- **PROBLEM DESCRIPTION**
Copy, from the entries below, each line in which the string "source" appears.

Records contained in a dataset

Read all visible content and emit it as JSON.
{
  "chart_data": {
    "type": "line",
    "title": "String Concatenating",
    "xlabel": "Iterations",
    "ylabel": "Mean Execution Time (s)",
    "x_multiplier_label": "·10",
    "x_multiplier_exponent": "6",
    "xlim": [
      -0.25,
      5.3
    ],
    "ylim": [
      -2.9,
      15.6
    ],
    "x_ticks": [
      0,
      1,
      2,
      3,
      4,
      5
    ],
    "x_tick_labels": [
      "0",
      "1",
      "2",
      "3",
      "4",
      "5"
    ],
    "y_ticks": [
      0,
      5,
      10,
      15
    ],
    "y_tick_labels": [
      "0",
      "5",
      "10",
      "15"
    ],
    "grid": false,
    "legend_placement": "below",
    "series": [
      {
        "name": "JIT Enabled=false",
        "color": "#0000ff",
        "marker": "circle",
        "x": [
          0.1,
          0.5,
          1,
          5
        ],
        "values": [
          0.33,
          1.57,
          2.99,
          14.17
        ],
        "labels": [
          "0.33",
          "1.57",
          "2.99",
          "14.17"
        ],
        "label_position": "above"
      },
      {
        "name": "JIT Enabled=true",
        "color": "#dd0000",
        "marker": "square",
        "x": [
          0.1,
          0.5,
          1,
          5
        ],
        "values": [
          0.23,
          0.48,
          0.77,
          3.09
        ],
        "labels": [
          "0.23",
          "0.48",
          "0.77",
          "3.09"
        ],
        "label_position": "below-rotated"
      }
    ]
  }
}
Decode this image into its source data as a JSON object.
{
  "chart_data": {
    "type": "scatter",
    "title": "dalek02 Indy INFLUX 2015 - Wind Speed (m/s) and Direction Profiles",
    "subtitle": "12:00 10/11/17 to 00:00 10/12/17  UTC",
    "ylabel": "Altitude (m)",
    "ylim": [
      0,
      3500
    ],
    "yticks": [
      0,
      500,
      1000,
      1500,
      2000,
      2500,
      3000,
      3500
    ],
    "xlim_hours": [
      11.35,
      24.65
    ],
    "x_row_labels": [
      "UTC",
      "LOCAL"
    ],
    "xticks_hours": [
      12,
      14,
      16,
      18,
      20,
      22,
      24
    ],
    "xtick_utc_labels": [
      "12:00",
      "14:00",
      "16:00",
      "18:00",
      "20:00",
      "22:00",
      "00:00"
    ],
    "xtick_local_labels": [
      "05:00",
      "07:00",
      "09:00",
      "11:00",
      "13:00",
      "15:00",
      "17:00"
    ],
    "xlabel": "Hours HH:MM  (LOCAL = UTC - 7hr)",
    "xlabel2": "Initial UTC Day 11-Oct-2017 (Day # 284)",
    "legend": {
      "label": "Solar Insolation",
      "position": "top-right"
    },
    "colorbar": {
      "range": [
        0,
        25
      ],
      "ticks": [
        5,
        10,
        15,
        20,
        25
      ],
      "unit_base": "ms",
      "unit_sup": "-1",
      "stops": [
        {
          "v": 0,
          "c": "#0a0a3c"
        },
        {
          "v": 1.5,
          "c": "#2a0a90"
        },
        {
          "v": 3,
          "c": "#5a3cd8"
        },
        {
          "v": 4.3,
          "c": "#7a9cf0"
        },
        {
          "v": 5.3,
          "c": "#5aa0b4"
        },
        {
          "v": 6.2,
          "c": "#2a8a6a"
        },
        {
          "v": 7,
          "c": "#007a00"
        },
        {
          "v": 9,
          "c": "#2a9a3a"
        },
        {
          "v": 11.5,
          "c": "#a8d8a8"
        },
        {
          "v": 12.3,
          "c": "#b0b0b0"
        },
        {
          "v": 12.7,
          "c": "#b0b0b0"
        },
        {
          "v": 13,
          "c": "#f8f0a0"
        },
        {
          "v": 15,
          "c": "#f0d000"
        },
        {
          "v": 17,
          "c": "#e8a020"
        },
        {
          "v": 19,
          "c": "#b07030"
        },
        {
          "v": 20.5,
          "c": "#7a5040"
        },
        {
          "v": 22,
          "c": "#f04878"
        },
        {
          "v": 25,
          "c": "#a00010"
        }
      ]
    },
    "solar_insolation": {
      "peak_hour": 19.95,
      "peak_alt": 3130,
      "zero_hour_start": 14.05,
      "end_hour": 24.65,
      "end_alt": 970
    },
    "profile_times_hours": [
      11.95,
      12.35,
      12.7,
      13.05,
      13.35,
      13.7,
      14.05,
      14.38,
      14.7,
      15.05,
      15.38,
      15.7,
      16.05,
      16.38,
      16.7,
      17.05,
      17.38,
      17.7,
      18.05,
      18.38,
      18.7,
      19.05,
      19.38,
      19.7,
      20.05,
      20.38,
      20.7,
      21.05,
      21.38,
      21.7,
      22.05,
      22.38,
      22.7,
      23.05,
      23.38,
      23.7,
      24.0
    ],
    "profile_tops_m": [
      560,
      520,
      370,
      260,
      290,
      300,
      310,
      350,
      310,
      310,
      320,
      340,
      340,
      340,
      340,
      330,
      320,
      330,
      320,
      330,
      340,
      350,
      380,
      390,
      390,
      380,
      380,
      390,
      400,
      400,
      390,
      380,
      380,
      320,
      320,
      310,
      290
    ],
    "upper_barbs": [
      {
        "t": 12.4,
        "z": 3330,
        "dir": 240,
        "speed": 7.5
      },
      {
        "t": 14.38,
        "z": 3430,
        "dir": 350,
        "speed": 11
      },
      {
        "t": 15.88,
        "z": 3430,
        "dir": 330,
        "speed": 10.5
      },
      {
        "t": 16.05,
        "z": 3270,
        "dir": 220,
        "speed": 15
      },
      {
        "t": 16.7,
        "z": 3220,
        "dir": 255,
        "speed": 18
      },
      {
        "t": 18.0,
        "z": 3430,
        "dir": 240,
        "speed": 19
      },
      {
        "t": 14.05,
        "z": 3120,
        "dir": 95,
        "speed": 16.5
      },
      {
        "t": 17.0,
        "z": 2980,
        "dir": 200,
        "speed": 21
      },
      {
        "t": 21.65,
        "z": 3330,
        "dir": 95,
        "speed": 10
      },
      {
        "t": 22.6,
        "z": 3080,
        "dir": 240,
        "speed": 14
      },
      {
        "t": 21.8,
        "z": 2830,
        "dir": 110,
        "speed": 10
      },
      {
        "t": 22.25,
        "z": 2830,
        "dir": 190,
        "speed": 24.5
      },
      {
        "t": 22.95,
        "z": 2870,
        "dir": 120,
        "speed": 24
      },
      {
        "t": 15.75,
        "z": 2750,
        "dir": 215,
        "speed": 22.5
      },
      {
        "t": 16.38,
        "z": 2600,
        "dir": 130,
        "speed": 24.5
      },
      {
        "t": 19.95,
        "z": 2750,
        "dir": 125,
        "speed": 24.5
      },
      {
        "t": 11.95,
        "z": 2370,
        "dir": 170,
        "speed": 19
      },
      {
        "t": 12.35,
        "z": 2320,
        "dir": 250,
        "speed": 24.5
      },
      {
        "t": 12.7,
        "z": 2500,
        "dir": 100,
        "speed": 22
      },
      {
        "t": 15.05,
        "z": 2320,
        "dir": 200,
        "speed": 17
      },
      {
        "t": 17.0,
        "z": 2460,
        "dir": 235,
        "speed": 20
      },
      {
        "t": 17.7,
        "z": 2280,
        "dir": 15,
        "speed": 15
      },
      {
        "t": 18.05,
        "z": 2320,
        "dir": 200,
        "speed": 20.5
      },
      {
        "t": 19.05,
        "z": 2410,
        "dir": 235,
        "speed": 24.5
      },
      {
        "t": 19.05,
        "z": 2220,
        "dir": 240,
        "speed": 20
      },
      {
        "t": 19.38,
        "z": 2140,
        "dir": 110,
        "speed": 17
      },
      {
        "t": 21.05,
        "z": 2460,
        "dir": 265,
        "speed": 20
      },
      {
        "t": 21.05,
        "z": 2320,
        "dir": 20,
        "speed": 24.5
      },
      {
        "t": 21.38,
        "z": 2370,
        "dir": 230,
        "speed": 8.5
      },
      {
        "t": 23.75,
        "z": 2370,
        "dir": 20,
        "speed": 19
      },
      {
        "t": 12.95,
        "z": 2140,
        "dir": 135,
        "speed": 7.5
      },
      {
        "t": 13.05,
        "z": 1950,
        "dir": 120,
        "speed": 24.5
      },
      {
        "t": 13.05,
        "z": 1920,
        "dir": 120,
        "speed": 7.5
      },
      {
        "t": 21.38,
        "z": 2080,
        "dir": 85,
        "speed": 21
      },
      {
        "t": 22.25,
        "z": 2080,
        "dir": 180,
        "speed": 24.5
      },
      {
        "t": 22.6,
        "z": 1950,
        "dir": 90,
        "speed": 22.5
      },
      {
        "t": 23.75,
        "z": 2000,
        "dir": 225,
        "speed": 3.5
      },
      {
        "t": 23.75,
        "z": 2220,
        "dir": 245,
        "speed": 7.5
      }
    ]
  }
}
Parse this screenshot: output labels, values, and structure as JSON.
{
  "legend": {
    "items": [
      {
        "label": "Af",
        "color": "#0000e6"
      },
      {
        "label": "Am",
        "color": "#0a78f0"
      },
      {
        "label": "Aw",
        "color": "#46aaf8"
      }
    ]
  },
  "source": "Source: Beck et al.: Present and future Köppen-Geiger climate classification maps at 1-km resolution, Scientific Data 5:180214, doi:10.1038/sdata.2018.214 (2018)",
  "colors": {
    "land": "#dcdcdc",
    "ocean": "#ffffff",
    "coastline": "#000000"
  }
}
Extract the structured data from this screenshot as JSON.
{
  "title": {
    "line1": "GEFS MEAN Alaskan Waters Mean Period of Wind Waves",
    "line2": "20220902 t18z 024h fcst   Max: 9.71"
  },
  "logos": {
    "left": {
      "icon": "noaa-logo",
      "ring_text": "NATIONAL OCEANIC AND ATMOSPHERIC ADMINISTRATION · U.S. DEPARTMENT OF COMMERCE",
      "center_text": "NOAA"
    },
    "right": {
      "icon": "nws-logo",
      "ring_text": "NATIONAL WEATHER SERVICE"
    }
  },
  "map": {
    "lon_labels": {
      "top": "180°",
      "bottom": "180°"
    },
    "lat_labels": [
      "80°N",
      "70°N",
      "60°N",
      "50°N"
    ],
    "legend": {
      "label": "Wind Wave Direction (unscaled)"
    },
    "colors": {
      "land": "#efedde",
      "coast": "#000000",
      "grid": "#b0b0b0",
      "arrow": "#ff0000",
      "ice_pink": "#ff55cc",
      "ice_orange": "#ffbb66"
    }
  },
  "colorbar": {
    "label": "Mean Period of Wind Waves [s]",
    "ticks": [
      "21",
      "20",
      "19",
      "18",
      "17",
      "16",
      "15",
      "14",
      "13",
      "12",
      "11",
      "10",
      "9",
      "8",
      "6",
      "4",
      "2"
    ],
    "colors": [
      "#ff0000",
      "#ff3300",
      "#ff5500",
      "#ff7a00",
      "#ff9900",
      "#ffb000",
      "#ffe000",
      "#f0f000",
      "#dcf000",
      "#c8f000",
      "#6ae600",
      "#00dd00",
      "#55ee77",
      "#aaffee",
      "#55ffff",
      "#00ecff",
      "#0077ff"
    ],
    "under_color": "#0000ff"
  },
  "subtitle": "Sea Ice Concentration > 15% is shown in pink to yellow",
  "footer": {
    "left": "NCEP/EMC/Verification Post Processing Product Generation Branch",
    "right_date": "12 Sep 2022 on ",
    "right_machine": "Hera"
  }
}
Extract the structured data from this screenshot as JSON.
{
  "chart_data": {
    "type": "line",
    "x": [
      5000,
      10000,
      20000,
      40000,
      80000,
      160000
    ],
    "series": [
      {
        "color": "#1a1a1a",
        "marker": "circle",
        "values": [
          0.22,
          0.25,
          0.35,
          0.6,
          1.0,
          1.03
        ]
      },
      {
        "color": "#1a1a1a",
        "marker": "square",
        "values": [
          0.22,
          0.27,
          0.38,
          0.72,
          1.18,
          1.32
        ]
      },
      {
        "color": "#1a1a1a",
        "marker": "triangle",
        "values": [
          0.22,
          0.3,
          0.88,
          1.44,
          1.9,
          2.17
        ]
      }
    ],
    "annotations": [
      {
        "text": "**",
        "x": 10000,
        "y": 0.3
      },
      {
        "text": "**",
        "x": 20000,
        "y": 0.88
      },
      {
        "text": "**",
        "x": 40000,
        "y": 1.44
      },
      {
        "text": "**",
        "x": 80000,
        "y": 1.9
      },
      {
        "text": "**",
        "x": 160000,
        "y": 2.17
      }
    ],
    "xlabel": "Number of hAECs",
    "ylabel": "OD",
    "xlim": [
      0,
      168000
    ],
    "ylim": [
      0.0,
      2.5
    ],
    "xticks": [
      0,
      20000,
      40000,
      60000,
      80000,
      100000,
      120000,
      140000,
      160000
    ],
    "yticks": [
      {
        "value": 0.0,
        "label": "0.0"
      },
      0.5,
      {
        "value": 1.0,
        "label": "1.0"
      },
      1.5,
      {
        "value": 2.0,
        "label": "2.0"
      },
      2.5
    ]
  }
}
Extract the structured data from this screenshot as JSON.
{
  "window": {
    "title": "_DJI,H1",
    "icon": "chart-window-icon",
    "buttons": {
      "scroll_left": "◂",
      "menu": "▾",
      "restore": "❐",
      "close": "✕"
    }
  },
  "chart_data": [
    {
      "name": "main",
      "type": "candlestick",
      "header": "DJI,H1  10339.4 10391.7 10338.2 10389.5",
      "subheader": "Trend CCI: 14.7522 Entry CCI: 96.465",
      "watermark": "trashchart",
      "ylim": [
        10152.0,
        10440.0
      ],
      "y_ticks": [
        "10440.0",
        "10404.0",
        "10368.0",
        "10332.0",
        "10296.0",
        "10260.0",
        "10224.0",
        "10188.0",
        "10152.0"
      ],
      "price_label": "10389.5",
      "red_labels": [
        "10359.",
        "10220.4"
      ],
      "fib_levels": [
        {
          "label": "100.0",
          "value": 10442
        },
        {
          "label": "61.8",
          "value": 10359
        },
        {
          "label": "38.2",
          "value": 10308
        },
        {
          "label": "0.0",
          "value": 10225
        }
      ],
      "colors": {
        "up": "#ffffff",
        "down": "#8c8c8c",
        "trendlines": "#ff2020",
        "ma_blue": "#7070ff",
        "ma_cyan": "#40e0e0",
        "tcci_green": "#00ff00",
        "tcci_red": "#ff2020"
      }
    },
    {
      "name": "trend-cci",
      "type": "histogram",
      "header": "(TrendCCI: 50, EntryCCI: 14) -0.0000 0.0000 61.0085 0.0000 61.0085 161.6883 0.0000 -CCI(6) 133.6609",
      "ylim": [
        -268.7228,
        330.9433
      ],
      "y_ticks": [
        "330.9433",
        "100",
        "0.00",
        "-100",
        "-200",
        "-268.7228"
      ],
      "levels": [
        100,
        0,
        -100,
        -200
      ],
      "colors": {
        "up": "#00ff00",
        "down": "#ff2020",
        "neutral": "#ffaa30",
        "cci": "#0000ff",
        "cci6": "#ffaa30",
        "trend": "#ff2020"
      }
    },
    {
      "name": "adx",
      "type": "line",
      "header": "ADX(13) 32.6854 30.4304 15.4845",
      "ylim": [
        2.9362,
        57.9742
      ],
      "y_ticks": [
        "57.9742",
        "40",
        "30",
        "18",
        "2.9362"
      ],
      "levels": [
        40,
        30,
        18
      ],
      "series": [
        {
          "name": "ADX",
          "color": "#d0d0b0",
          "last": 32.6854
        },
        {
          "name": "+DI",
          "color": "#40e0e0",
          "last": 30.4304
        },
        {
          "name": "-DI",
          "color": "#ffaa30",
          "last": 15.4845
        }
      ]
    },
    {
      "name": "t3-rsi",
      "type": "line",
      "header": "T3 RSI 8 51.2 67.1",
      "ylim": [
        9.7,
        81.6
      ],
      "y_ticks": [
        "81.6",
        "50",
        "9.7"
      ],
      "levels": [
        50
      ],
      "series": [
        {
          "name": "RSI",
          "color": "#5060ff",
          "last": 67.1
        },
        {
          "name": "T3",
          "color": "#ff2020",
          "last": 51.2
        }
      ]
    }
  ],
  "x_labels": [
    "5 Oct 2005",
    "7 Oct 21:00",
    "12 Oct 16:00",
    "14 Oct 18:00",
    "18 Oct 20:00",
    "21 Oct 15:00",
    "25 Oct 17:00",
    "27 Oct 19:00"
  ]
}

- **SOLUTION FOR THIS PROBLEM**
Decode this image into its source data as a JSON object.
  "source": "Source: Beck et al.: Present and future Köppen-Geiger climate classification maps at 1-km resolution, Scientific Data 5:180214, doi:10.1038/sdata.2018.214 (2018)",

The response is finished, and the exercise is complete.